Exercise data:
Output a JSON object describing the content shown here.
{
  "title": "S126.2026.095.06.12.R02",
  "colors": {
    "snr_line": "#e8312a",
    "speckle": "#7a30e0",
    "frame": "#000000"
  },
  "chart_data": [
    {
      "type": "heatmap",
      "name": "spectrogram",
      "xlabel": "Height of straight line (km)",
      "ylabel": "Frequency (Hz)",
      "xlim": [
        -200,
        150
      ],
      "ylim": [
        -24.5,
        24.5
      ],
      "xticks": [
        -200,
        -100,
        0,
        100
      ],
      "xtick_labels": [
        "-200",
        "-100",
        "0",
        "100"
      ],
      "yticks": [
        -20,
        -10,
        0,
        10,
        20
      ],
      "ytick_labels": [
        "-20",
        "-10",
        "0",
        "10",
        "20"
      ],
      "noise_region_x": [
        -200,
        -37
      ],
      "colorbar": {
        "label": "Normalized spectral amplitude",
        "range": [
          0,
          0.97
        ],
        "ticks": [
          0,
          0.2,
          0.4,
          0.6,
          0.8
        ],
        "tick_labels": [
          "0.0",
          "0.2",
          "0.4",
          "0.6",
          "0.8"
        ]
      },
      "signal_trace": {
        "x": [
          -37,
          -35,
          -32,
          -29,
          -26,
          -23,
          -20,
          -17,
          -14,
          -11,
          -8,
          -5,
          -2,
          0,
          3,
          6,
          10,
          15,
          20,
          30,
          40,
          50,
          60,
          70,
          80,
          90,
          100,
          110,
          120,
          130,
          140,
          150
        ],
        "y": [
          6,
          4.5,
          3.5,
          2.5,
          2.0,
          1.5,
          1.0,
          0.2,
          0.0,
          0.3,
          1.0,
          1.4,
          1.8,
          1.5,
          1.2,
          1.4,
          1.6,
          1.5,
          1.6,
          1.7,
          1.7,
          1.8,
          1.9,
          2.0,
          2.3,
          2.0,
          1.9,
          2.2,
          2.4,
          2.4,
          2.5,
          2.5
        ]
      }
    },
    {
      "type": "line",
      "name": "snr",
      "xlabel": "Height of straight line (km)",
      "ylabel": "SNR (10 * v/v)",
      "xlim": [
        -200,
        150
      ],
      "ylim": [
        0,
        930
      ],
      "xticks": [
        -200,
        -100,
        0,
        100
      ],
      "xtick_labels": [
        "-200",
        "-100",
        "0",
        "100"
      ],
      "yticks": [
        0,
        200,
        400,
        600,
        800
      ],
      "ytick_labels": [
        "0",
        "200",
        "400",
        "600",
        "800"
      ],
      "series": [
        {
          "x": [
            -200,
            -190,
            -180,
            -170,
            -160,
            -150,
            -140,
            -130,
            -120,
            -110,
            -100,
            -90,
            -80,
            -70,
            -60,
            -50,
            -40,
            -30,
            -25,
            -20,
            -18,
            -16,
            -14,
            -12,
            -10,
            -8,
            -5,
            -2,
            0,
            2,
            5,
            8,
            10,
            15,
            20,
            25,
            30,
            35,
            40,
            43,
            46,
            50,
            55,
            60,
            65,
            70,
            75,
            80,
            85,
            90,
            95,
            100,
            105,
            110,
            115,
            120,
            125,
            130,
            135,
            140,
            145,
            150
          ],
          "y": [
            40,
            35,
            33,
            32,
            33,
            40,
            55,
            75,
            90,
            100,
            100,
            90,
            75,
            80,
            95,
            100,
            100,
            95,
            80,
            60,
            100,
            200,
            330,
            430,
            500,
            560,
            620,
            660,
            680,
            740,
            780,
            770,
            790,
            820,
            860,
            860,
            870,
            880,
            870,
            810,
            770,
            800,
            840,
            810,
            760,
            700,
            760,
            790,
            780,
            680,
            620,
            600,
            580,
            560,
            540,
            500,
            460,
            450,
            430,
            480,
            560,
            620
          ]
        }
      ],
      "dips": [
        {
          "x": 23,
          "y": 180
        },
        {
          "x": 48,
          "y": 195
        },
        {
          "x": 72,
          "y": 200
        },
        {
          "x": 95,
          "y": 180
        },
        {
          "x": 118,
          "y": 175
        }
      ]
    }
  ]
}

* * *

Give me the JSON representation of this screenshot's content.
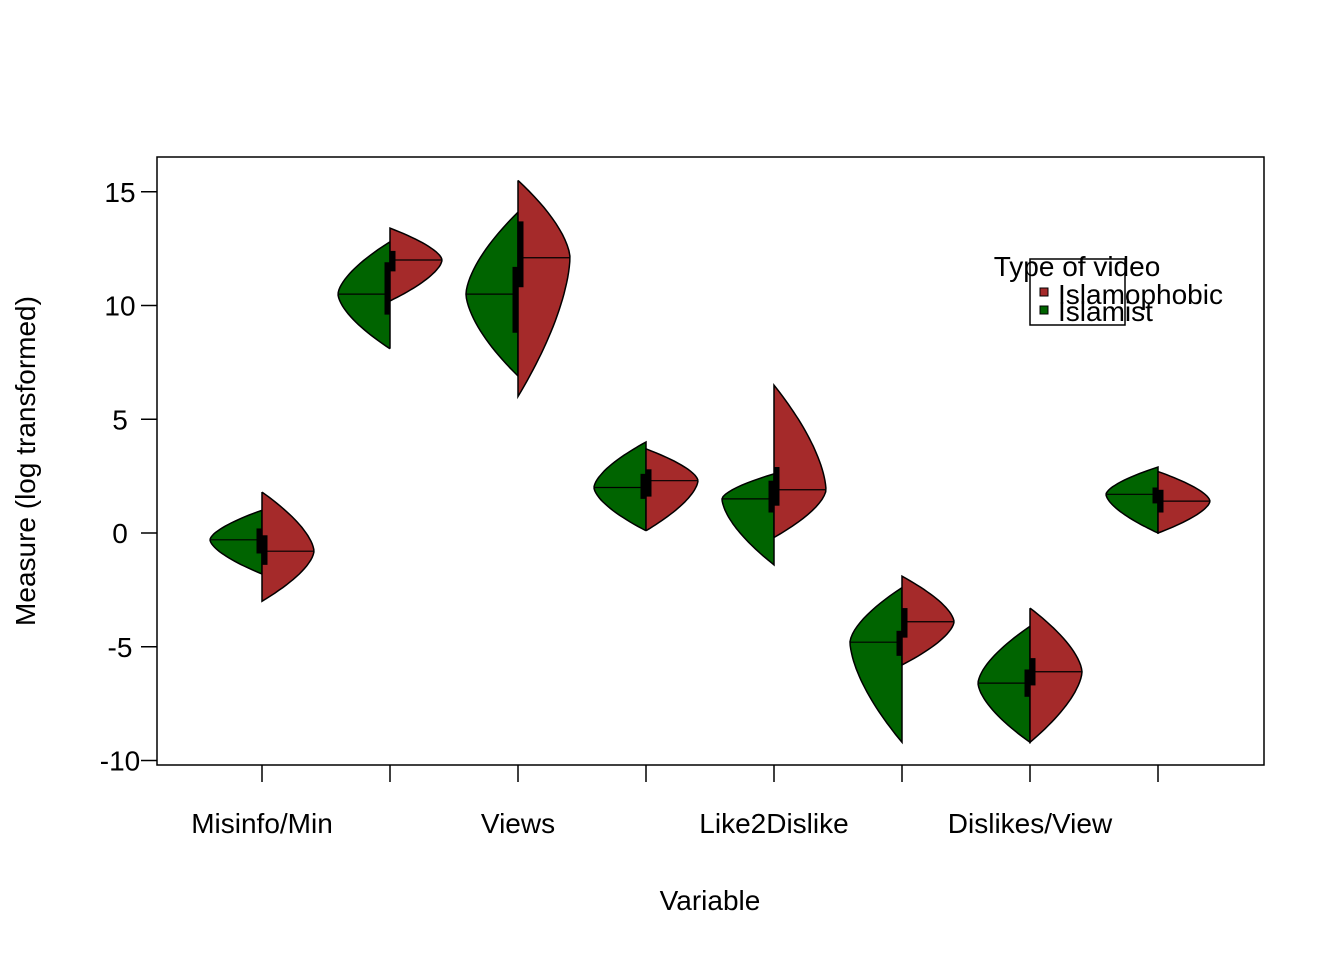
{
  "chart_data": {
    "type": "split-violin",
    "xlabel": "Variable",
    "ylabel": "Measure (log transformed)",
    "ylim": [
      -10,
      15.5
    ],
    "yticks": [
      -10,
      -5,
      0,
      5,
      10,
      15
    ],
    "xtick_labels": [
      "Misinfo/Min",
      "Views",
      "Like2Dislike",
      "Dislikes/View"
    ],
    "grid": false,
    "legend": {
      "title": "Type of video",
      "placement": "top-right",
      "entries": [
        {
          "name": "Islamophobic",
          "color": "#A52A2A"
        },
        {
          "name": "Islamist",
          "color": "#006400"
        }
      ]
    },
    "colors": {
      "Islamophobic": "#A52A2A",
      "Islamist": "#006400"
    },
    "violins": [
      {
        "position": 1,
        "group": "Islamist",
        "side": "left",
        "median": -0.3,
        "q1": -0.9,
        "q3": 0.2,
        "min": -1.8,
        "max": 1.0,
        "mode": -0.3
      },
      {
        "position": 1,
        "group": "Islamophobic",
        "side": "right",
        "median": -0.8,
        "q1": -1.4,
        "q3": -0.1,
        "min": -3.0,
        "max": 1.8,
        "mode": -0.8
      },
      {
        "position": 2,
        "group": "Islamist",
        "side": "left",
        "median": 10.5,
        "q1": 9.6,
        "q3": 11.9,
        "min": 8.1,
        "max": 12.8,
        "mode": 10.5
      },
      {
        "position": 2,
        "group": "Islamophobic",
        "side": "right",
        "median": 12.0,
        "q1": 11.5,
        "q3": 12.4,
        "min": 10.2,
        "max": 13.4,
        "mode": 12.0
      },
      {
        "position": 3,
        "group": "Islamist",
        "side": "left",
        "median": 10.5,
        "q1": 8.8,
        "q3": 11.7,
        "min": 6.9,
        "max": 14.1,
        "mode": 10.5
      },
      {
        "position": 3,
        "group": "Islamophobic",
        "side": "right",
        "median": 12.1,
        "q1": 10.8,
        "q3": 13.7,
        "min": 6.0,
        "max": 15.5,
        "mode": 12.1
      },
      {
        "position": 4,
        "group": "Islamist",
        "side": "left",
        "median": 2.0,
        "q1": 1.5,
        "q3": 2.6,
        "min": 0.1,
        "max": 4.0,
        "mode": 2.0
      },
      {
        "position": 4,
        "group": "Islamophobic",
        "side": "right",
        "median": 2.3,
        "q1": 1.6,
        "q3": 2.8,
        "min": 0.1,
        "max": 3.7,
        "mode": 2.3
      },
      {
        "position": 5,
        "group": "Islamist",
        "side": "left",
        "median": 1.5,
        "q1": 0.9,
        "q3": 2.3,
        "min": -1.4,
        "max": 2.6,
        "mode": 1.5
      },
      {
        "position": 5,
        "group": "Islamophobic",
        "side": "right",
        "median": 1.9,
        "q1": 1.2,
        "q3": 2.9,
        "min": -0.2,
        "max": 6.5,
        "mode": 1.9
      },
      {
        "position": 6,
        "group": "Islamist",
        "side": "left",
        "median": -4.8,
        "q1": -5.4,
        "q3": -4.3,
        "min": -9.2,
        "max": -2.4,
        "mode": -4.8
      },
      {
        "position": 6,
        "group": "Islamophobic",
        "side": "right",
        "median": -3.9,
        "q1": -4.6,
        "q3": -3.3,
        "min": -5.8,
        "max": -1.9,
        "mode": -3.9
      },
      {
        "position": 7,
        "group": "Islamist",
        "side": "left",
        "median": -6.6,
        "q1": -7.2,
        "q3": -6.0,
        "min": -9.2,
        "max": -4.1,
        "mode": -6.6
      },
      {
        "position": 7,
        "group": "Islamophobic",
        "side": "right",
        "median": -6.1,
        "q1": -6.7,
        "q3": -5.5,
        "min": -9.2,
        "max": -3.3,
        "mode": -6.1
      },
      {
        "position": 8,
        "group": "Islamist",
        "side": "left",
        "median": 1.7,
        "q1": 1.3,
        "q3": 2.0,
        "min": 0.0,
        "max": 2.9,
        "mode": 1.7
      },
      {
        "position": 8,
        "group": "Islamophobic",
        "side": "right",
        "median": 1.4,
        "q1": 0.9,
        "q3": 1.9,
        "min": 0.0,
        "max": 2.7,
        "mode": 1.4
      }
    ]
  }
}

What is expected: Search the listing for the word "title". Copy every line in which it occurs.

Reply to the exercise:
  "title": "S126.2026.095.06.12.R02",
      "title": "Type of video",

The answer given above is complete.